> [DIRECTIONS FOR THIS TASK] Each entry below is to be printed verbatim.

--------------------------------

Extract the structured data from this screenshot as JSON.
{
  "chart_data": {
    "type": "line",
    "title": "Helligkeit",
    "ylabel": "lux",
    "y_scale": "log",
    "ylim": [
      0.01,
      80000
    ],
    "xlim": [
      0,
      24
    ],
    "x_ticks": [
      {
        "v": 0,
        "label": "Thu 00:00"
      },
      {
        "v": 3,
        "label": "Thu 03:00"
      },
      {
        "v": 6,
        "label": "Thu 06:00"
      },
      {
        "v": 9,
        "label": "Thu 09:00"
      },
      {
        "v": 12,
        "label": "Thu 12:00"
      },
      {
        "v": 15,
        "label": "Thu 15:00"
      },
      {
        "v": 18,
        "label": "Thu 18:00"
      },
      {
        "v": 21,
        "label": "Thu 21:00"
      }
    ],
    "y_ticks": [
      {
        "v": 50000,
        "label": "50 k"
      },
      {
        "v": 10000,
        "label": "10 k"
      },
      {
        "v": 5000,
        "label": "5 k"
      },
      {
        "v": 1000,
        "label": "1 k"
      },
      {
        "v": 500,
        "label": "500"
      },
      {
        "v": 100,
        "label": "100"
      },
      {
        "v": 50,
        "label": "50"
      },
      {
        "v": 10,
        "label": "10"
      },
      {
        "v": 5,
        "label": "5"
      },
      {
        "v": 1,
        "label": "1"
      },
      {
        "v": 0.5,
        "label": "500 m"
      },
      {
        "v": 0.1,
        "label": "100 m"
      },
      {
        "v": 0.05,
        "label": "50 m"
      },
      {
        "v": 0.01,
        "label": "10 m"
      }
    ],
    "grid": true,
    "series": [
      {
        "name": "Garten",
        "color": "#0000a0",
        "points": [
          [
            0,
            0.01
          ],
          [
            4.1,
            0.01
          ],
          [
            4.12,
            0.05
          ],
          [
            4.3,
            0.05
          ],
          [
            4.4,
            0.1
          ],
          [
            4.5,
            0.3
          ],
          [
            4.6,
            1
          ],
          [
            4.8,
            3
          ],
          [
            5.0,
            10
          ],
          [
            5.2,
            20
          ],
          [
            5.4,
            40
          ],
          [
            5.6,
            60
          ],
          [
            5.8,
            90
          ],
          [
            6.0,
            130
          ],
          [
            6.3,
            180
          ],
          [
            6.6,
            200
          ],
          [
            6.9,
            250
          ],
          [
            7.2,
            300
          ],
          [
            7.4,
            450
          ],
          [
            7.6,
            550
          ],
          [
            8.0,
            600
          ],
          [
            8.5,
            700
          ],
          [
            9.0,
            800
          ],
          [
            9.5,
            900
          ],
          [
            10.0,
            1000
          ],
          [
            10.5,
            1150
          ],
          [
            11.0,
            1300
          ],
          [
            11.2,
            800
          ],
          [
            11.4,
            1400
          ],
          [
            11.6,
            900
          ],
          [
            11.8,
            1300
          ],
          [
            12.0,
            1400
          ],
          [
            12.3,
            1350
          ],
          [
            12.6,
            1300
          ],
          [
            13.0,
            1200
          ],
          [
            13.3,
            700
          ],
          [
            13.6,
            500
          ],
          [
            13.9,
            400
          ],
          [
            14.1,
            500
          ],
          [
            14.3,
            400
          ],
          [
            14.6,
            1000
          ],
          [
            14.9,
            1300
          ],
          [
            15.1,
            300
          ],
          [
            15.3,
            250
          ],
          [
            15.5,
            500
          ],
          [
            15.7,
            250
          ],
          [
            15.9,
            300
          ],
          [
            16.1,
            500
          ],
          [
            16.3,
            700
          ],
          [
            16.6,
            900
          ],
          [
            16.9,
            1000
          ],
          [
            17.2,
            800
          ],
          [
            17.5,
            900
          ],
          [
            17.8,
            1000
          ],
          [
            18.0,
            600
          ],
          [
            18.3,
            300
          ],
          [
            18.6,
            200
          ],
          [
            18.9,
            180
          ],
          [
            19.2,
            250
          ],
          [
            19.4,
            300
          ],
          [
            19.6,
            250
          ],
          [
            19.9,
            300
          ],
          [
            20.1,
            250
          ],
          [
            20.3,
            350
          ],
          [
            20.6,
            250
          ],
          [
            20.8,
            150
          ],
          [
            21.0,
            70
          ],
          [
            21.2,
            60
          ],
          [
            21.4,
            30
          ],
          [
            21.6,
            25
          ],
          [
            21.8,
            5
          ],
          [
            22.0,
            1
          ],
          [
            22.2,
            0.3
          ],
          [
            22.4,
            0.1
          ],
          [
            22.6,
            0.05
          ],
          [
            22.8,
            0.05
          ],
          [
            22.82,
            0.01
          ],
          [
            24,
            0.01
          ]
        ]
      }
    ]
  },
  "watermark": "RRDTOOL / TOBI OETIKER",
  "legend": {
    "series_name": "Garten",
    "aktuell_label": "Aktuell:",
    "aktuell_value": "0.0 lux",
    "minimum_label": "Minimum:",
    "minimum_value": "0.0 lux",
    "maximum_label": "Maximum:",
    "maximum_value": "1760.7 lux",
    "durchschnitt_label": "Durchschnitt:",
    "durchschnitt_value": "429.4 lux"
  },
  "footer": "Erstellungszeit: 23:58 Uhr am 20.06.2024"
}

--------------------------------

> [SOLUTION]
Extract the structured data from this screenshot as JSON.
{
  "chart_data": {
    "type": "line",
    "title": "Helligkeit",
    "ylabel": "lux",
    "y_scale": "log",
    "ylim": [
      0.01,
      80000
    ],
    "xlim": [
      0,
      24
    ],
    "x_ticks": [
      {
        "v": 0,
        "label": "Thu 00:00"
      },
      {
        "v": 3,
        "label": "Thu 03:00"
      },
      {
        "v": 6,
        "label": "Thu 06:00"
      },
      {
        "v": 9,
        "label": "Thu 09:00"
      },
      {
        "v": 12,
        "label": "Thu 12:00"
      },
      {
        "v": 15,
        "label": "Thu 15:00"
      },
      {
        "v": 18,
        "label": "Thu 18:00"
      },
      {
        "v": 21,
        "label": "Thu 21:00"
      }
    ],
    "y_ticks": [
      {
        "v": 50000,
        "label": "50 k"
      },
      {
        "v": 10000,
        "label": "10 k"
      },
      {
        "v": 5000,
        "label": "5 k"
      },
      {
        "v": 1000,
        "label": "1 k"
      },
      {
        "v": 500,
        "label": "500"
      },
      {
        "v": 100,
        "label": "100"
      },
      {
        "v": 50,
        "label": "50"
      },
      {
        "v": 10,
        "label": "10"
      },
      {
        "v": 5,
        "label": "5"
      },
      {
        "v": 1,
        "label": "1"
      },
      {
        "v": 0.5,
        "label": "500 m"
      },
      {
        "v": 0.1,
        "label": "100 m"
      },
      {
        "v": 0.05,
        "label": "50 m"
      },
      {
        "v": 0.01,
        "label": "10 m"
      }
    ],
    "grid": true,
    "series": [
      {
        "name": "Garten",
        "color": "#0000a0",
        "points": [
          [
            0,
            0.01
          ],
          [
            4.1,
            0.01
          ],
          [
            4.12,
            0.05
          ],
          [
            4.3,
            0.05
          ],
          [
            4.4,
            0.1
          ],
          [
            4.5,
            0.3
          ],
          [
            4.6,
            1
          ],
          [
            4.8,
            3
          ],
          [
            5.0,
            10
          ],
          [
            5.2,
            20
          ],
          [
            5.4,
            40
          ],
          [
            5.6,
            60
          ],
          [
            5.8,
            90
          ],
          [
            6.0,
            130
          ],
          [
            6.3,
            180
          ],
          [
            6.6,
            200
          ],
          [
            6.9,
            250
          ],
          [
            7.2,
            300
          ],
          [
            7.4,
            450
          ],
          [
            7.6,
            550
          ],
          [
            8.0,
            600
          ],
          [
            8.5,
            700
          ],
          [
            9.0,
            800
          ],
          [
            9.5,
            900
          ],
          [
            10.0,
            1000
          ],
          [
            10.5,
            1150
          ],
          [
            11.0,
            1300
          ],
          [
            11.2,
            800
          ],
          [
            11.4,
            1400
          ],
          [
            11.6,
            900
          ],
          [
            11.8,
            1300
          ],
          [
            12.0,
            1400
          ],
          [
            12.3,
            1350
          ],
          [
            12.6,
            1300
          ],
          [
            13.0,
            1200
          ],
          [
            13.3,
            700
          ],
          [
            13.6,
            500
          ],
          [
            13.9,
            400
          ],
          [
            14.1,
            500
          ],
          [
            14.3,
            400
          ],
          [
            14.6,
            1000
          ],
          [
            14.9,
            1300
          ],
          [
            15.1,
            300
          ],
          [
            15.3,
            250
          ],
          [
            15.5,
            500
          ],
          [
            15.7,
            250
          ],
          [
            15.9,
            300
          ],
          [
            16.1,
            500
          ],
          [
            16.3,
            700
          ],
          [
            16.6,
            900
          ],
          [
            16.9,
            1000
          ],
          [
            17.2,
            800
          ],
          [
            17.5,
            900
          ],
          [
            17.8,
            1000
          ],
          [
            18.0,
            600
          ],
          [
            18.3,
            300
          ],
          [
            18.6,
            200
          ],
          [
            18.9,
            180
          ],
          [
            19.2,
            250
          ],
          [
            19.4,
            300
          ],
          [
            19.6,
            250
          ],
          [
            19.9,
            300
          ],
          [
            20.1,
            250
          ],
          [
            20.3,
            350
          ],
          [
            20.6,
            250
          ],
          [
            20.8,
            150
          ],
          [
            21.0,
            70
          ],
          [
            21.2,
            60
          ],
          [
            21.4,
            30
          ],
          [
            21.6,
            25
          ],
          [
            21.8,
            5
          ],
          [
            22.0,
            1
          ],
          [
            22.2,
            0.3
          ],
          [
            22.4,
            0.1
          ],
          [
            22.6,
            0.05
          ],
          [
            22.8,
            0.05
          ],
          [
            22.82,
            0.01
          ],
          [
            24,
            0.01
          ]
        ]
      }
    ]
  },
  "watermark": "RRDTOOL / TOBI OETIKER",
  "legend": {
    "series_name": "Garten",
    "aktuell_label": "Aktuell:",
    "aktuell_value": "0.0 lux",
    "minimum_label": "Minimum:",
    "minimum_value": "0.0 lux",
    "maximum_label": "Maximum:",
    "maximum_value": "1760.7 lux",
    "durchschnitt_label": "Durchschnitt:",
    "durchschnitt_value": "429.4 lux"
  },
  "footer": "Erstellungszeit: 23:58 Uhr am 20.06.2024"
}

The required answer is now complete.